:: Document section ::
Closing the Word Gap with Big Word Club: Evaluating the Impact of a Tech-Based Early Childhood Vocabulary Program

Fieldwork by:
Location:
United States (Multiple Locations)
Sample:
818 students from 72 participating preschool and Kindergarten classrooms at 47 schools
Timeline:
2017 - 2018
Target group:
  • Students
Outcome of interest:
  • Student learning
Intervention type:
  • Early childhood education
AEA RCT registration number:
AEARCTR-0002631
Data:
OPEN ICPSR
Partners:

Vocabulary is critical to literacy development in early childhood, yet large disparities in vocabulary knowledge persist between children from high-income and low-income backgrounds. In a randomized evaluation, researchers evaluated the Big Word Club, a classroom-based digital learning program designed to increase the vocabulary of young children, to assess the program’s impact on children’s receptive vocabulary. Researchers found that the Big Word Club increased students’ knowledge and retention of words included in the program.

Policy issue

Vocabulary is a key component of literacy development for young children. A growing body of research suggests that vocabulary is critical to language development, reading comprehension, and development of knowledge in specialized areas. However, research suggests that there are substantial differences in vocabulary knowledge between children from high-income and low-income backgrounds by the age of three.1 By the end of grade 2, on average children have acquired around 6,000 words and those in the highest vocabulary quartile have acquired around 8,000 words. However, children in the lowest vocabulary quartile have acquired only around 4,000 words. This gap of 2,000 words is roughly equivalent to two grade levels in vocabulary development.2 Can digital vocabulary learning programs increase vocabulary acquisition in early childhood?

Context of the evaluation

Big Word Club is a classroom-based digital literacy program intended to increase the vocabulary of children in preschool through sixth grade as a supplement to the normal classroom literacy curriculum. The program uses animated books, songs, and dance activities that introduce children to one new word per day over the course of a school year, with classroom materials customized by grade level. Some of the words are “big” in that they are not typically in the vocabulary of such young children. For example, Big Word Club words at the preschool level include gargantuan, primate, prehensile, equator, and slither. The program’s content is delivered to teachers on a web-based platform.

Students participate in a Big Word Club activity
Students participate in a vocabulary learning activity through the Big Word Club.

Details of the intervention

Researchers conducted a randomized evaluation of Big Word Club to assess the program’s impact on receptive vocabulary, which is the set of words a student can understand and to which a student can respond. Teachers in 72 preschool and kindergarten classrooms across 47 schools in the southwestern United States volunteered to participate in the evaluation for the 2017-2018 school year.
:::
:: Given records ::
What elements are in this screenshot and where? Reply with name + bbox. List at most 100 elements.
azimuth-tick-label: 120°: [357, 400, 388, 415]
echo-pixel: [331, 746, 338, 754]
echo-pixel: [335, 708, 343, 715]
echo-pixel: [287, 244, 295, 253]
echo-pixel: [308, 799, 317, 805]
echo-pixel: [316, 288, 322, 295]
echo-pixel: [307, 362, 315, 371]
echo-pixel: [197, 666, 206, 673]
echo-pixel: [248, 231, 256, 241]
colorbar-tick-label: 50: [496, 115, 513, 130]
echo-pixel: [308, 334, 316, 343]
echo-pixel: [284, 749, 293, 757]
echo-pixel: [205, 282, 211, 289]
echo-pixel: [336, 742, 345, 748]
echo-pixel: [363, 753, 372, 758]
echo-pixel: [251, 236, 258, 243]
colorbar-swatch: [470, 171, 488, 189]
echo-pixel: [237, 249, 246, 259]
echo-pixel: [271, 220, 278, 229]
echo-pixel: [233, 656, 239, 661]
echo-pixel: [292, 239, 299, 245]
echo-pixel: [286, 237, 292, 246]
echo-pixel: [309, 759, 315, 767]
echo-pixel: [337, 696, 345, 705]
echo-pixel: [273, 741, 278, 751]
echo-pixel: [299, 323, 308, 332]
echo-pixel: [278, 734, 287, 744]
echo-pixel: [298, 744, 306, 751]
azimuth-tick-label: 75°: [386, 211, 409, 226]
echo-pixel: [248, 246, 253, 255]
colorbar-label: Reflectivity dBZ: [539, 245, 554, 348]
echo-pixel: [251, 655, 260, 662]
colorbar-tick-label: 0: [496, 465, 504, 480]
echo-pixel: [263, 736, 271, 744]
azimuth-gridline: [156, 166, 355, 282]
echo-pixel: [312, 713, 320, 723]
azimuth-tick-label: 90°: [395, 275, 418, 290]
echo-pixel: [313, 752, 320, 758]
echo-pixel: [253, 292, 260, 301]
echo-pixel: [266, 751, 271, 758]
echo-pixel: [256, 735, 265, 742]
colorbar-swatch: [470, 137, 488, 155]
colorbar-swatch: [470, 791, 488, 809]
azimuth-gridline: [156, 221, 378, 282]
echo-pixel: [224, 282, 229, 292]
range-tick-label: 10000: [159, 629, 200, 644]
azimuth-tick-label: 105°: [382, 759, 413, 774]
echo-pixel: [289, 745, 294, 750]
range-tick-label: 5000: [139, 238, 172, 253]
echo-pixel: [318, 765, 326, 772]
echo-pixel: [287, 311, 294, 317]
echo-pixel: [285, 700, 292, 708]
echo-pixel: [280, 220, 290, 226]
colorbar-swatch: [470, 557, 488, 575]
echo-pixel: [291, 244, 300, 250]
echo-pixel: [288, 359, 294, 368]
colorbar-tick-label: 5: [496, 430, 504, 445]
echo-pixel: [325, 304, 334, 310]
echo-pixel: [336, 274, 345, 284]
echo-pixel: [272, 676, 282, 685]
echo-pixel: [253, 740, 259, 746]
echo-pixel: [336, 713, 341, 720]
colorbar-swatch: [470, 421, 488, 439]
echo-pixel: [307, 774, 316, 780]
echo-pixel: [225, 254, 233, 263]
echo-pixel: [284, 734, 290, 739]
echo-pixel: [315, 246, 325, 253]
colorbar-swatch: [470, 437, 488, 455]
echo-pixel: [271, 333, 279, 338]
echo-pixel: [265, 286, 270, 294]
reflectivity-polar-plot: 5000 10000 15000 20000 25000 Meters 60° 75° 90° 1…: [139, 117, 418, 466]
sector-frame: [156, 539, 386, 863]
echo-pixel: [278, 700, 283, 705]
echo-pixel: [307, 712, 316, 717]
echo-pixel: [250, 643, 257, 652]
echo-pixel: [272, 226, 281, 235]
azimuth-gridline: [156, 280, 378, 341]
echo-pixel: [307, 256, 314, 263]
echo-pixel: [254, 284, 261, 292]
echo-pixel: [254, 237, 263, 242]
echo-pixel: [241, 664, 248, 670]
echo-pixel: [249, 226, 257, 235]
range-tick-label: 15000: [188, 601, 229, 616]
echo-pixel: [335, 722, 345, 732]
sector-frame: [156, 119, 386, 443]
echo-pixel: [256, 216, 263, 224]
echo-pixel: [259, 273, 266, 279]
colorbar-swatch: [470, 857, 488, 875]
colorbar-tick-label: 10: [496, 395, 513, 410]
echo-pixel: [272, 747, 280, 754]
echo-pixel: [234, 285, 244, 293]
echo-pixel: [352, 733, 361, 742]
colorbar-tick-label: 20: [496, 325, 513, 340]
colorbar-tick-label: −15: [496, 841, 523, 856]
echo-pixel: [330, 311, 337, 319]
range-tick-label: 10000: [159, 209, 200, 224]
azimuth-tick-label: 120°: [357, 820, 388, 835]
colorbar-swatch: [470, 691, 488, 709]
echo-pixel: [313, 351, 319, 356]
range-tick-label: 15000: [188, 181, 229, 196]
:::
## What is expected
Transcribe, word for word, the part of the Big Word Club evaluation summary that opens with the words containing "Researchers conducted a" and closes with "2017-2018 school year.". The records have no connection to the text.

## The output
Researchers conducted a randomized evaluation of Big Word Club to assess the program’s impact on receptive vocabulary, which is the set of words a student can understand and to which a student can respond. Teachers in 72 preschool and kindergarten classrooms across 47 schools in the southwestern United States volunteered to participate in the evaluation for the 2017-2018 school year.